Saturday, 29 May 2010

Solar Dyeing

Chopped dried goldenrod from summer 2009
Eucalyptus leaves and madder with a view of annatto seeds on the right hand side.
My sunny place

Annatto seeds and logwood and cotton
An article on solar dyeing that I have written has just been published in the Weavers Spinners and Dyers Journal so this spurred me on to do some solar pots this year especially as we have been , until today , having quite a lot of hot sun.


  1. Hello!
    I just read your article in the journal, and am very eager to try solar dyeing! I'm going to buy some logwood and weld, and I just hope I have enough patience :)

    Do you know if there are any books or other articles published on solar dyeing? I want to read as much as possible about this fascinating dyeing method.

    Thanks for the inspiration!
    Tina, Sweden

  2. Hi Tina I am so glad you liked my article. as far as I know there are no books on solar dyeing but India Flint's Eco Colour has lots about bundling fabrics and also about leaf prints.

  3. I wish we had more sun - but I am going to put out a jar anyway, hoping for the best:)) the good thing is that if it doesn't work too well, the fibres don't suffer and can be overdyed if need be.... or I might stuff it into the electric canning kettle?

  4. Hi Helen:
    Magnificent article. Thank you for sharing this great experience with solar dyes. Like Tina I would like to find out more about this method of solar cookers. Some questions I have:
    1. You can use wool, silk and cotton?
    2. How long you leave the tissue in the solar cooker?

**Exercise objective**
Transcribe the passage of the solar dyeing post from "Annatto seeds and" to "fascinating dyeing method.", word for word.

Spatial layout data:

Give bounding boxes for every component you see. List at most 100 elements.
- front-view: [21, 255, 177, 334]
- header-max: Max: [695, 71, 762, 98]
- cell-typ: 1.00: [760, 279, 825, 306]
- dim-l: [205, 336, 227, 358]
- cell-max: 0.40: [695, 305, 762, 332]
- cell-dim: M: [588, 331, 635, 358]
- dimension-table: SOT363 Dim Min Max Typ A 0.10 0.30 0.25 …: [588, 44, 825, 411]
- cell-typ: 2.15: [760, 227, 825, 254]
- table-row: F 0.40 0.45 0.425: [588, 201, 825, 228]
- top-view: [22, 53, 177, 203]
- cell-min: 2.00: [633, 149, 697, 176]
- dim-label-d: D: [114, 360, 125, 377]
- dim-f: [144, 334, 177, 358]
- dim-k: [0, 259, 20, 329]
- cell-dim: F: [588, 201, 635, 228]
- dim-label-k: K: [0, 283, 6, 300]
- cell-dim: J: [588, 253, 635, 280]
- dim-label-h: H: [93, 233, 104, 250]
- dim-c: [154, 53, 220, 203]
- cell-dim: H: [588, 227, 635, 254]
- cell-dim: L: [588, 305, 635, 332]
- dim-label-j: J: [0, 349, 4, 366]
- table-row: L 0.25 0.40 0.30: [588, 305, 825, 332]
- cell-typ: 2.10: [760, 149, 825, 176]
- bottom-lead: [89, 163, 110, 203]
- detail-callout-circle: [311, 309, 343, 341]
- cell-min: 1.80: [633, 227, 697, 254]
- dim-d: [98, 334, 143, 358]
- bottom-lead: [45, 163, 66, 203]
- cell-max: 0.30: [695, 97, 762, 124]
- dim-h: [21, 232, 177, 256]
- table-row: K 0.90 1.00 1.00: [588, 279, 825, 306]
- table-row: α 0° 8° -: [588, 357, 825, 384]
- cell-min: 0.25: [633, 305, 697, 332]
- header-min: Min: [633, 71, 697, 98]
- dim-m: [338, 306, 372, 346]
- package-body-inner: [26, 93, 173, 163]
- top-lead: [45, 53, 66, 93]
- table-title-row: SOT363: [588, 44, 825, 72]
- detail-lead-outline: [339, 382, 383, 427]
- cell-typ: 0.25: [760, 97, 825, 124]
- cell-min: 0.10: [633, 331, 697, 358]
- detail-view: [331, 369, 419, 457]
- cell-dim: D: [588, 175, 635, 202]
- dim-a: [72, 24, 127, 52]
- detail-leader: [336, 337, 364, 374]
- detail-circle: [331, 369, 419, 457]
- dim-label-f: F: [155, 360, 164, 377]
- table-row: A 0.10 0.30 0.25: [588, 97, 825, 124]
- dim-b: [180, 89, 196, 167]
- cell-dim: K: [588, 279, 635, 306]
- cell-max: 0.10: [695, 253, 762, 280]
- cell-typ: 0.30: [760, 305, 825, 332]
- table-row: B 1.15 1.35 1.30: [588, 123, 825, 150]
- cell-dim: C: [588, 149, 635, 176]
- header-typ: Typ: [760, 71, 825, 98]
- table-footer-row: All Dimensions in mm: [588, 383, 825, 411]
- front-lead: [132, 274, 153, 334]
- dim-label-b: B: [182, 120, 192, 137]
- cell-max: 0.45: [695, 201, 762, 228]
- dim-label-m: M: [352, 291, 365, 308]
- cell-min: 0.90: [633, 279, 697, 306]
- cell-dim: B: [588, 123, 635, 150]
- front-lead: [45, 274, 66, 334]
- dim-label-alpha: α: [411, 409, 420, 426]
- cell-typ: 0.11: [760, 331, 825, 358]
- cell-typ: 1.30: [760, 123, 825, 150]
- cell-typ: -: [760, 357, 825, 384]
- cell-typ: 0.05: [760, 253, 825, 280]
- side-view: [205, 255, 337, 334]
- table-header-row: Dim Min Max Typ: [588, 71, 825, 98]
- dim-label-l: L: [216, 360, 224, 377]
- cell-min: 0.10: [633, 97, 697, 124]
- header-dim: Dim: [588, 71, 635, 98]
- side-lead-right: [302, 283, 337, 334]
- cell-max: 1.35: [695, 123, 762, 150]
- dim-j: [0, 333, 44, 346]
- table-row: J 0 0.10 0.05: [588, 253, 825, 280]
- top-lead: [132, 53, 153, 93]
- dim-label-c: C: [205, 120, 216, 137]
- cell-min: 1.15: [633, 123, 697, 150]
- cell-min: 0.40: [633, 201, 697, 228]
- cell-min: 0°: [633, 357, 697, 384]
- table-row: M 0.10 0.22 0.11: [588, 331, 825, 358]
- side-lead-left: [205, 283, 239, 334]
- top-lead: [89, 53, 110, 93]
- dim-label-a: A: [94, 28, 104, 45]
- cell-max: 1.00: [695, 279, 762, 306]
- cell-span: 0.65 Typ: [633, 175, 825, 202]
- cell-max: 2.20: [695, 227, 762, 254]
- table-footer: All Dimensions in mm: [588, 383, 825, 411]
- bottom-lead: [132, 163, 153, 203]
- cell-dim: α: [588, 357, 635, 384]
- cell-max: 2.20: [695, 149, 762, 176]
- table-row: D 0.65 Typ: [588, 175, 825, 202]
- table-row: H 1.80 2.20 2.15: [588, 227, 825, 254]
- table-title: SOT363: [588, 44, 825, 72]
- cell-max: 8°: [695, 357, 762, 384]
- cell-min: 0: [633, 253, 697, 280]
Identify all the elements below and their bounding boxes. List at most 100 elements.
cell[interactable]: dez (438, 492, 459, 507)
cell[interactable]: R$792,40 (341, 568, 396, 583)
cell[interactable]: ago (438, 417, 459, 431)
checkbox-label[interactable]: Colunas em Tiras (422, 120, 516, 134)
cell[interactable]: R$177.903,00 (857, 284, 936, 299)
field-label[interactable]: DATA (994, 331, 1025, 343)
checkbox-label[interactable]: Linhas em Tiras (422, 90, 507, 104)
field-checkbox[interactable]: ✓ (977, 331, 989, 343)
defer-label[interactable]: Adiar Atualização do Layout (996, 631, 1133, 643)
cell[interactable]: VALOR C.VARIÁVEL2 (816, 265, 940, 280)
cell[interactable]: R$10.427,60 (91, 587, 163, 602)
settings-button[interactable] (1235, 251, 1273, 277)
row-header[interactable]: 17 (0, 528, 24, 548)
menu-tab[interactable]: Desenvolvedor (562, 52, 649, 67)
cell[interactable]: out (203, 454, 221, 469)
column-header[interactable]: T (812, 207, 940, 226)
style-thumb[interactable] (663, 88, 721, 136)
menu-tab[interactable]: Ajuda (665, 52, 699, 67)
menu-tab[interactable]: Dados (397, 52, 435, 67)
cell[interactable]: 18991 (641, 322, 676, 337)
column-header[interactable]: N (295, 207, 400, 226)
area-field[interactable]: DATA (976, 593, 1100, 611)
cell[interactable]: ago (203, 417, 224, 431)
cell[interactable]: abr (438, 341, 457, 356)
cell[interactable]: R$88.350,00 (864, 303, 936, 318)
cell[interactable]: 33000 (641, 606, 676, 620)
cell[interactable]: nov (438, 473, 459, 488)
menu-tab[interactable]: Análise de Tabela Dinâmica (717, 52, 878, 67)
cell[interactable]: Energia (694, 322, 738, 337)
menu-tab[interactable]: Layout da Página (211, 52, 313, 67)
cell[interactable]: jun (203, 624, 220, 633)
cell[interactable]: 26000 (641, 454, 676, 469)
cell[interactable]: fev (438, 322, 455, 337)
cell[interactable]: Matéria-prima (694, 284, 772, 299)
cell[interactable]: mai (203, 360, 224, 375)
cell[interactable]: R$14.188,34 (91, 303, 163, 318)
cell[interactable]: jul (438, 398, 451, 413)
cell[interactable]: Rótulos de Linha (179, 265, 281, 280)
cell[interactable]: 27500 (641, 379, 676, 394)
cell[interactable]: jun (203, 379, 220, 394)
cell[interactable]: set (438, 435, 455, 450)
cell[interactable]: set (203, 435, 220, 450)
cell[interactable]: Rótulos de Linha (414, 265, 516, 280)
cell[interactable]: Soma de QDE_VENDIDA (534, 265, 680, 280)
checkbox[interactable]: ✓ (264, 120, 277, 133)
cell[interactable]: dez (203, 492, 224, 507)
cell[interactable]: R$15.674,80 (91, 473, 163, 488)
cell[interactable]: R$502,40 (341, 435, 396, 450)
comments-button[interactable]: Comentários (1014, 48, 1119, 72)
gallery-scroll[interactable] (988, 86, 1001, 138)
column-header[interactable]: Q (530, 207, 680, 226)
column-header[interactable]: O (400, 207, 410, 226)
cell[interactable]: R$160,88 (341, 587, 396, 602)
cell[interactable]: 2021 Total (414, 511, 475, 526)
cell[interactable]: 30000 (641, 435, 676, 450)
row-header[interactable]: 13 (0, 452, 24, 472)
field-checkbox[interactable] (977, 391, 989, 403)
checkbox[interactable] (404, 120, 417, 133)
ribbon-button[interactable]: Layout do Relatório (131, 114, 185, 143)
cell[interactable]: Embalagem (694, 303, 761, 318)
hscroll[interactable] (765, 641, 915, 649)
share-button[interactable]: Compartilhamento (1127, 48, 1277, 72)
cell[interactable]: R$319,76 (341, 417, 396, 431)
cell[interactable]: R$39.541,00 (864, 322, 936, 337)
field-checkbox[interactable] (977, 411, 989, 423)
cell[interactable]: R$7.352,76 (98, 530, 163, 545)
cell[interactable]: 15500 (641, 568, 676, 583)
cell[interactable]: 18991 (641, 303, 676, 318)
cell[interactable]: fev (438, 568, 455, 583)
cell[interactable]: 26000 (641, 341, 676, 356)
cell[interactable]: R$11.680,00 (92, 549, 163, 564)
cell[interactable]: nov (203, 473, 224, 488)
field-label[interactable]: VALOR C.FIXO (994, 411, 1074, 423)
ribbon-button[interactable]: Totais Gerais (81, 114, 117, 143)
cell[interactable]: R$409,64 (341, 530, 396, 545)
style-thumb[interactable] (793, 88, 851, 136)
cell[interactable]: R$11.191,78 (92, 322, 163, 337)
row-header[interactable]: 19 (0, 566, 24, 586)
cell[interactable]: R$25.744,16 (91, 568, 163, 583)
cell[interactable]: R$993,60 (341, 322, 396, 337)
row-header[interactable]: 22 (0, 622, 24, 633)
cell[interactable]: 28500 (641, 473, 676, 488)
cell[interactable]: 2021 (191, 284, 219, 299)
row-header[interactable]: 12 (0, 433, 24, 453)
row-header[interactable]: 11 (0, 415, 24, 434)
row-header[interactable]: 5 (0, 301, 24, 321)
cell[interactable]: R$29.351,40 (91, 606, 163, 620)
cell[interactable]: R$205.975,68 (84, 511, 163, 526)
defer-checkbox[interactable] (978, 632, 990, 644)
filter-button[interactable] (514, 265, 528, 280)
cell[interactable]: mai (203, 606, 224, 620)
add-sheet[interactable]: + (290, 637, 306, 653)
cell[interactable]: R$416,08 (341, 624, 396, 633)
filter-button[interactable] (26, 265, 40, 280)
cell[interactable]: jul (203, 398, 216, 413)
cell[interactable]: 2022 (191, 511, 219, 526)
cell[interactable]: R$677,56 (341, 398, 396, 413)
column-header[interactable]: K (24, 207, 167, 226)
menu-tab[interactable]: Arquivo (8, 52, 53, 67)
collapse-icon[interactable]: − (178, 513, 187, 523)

**Solution**
Annatto seeds and logwood and cotton
An article on solar dyeing that I have written has just been published in the Weavers Spinners and Dyers Journal so this spurred me on to do some solar pots this year especially as we have been , until today , having quite a lot of hot sun.


  1. Hello!
    I just read your article in the journal, and am very eager to try solar dyeing! I'm going to buy some logwood and weld, and I just hope I have enough patience :)

    Do you know if there are any books or other articles published on solar dyeing? I want to read as much as possible about this fascinating dyeing method.